Location & Matching

Uber — Ride Hailing

A rider enters pickup + destination, gets a fare estimate, and requests a ride; the system matches a nearby driver who accepts. Hard problems: absorbing a firehose of driver location writes, low-latency proximity search, and consistent 1:1 matching so a driver is never double-booked.

Requirements

Functional

Rider inputs start + destination and gets a fare estimate; requests a ride.
Driver can accept/deny and navigate to pickup then drop-off.

Non-functional

Low-latency matching (< 1 min or fail); 1:1 matching consistency (no double-booking).
High availability outside the matching path; surge handling (100k+ requests/region).

CAP stance

The matching path chooses CP (fail-and-retry rather than double-assign). Fare-estimate, location-ingest, and notifications choose AP.

Scale & back-of-the-envelope

Quantity	Value	Notes
Total / active drivers	6M / 3M	concurrent online
Location interval	every 5 s	each active driver pings
Location writes	~600k/s	3M ÷ 5 — the dominant write load
Location DB throughput	100k–1M TPS	proximity reads + writes

The 600k writes/s must never touch the transactional DB — it lands in an in-memory geospatial store (Redis, ~300 MB hot state). Reads push toward 1M TPS → shard by geography. Matching is regionally bursty → shard/scale per region and queue requests.

API design

POST  /ride/fare-estimate   { source, destination }   -> { rideId, fare, ETA }   # creates Ride
PATCH /ride/request         { rideId }                # enqueues for matching
POST  /location/update      { lat, long }             -> 202   # async, ~every 5s
PATCH /ride/driver/accept   { rideId, accept }
PATCH /ride/driver/update   { rideId, status }        -> next nav target | null

/location/update returns 202 immediately and is processed asynchronously — it must never block on the transactional DB.

What this exercise asks.
• a. Decide whether each statement agrees with the ride-hailing page above, answering yes or no and quoting the deciding words: (i) each active driver sends a location update every 5 seconds; (ii) the matching path favors availability over consistency; (iii) driver location writes go to the transactional database.
• b. Summarize the ride-hailing page above in two sentences.

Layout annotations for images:
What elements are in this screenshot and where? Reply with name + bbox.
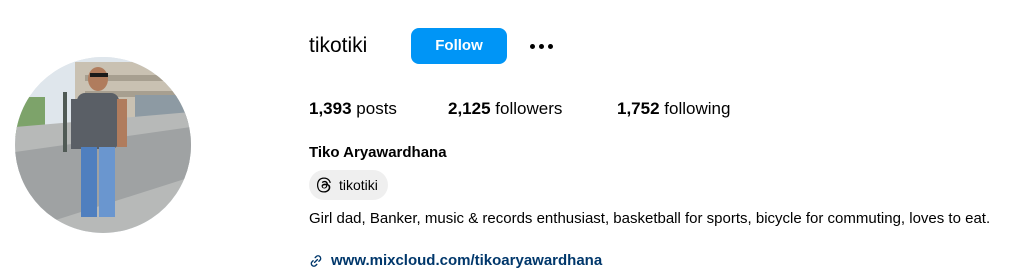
avatar-photo <box>15 57 191 233</box>
profile-full-name: Tiko Aryawardhana <box>309 144 447 161</box>
profile-username: tikotiki <box>309 34 368 57</box>
posts-count: 1,393 <box>309 99 352 118</box>
more-dot <box>538 43 544 49</box>
threads-handle: tikotiki <box>339 177 378 193</box>
followers-label: followers <box>495 99 563 118</box>
following-label: following <box>664 99 731 118</box>
following-stat[interactable]: 1,752 following <box>617 97 730 121</box>
followers-stat[interactable]: 2,125 followers <box>448 97 562 121</box>
more-dot <box>547 43 553 49</box>
threads-icon <box>317 177 331 193</box>
posts-label: posts <box>356 99 397 118</box>
profile-link-row: www.mixcloud.com/tikoaryawardhana <box>309 251 602 271</box>
profile-external-link[interactable]: www.mixcloud.com/tikoaryawardhana <box>331 251 602 271</box>
more-dot <box>529 43 535 49</box>
more-options-icon[interactable] <box>524 34 558 58</box>
threads-badge[interactable]: tikotiki <box>309 170 388 200</box>
profile-bio: Girl dad, Banker, music & records enthus… <box>309 210 991 227</box>
profile-avatar[interactable] <box>15 57 191 233</box>
link-icon <box>310 255 322 267</box>
follow-button[interactable]: Follow <box>411 28 507 64</box>
followers-count: 2,125 <box>448 99 491 118</box>
following-count: 1,752 <box>617 99 660 118</box>
posts-stat[interactable]: 1,393 posts <box>309 97 397 121</box>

Answers given.
• a.
(i) Yes: "every 5 s" and "each active driver pings".
(ii) No: "The matching path chooses CP (fail-and-retry rather than double-assign)."
(iii) No: "The 600k writes/s must never touch the transactional DB".

• b. A rider enters pickup and destination, gets a fare estimate, and requests a ride, and the system matches a nearby driver who accepts. The hard parts are absorbing about 600k driver location writes per second in an in-memory geospatial store instead of the transactional database, serving low-latency proximity search, and keeping matching 1:1 so no driver is double-booked.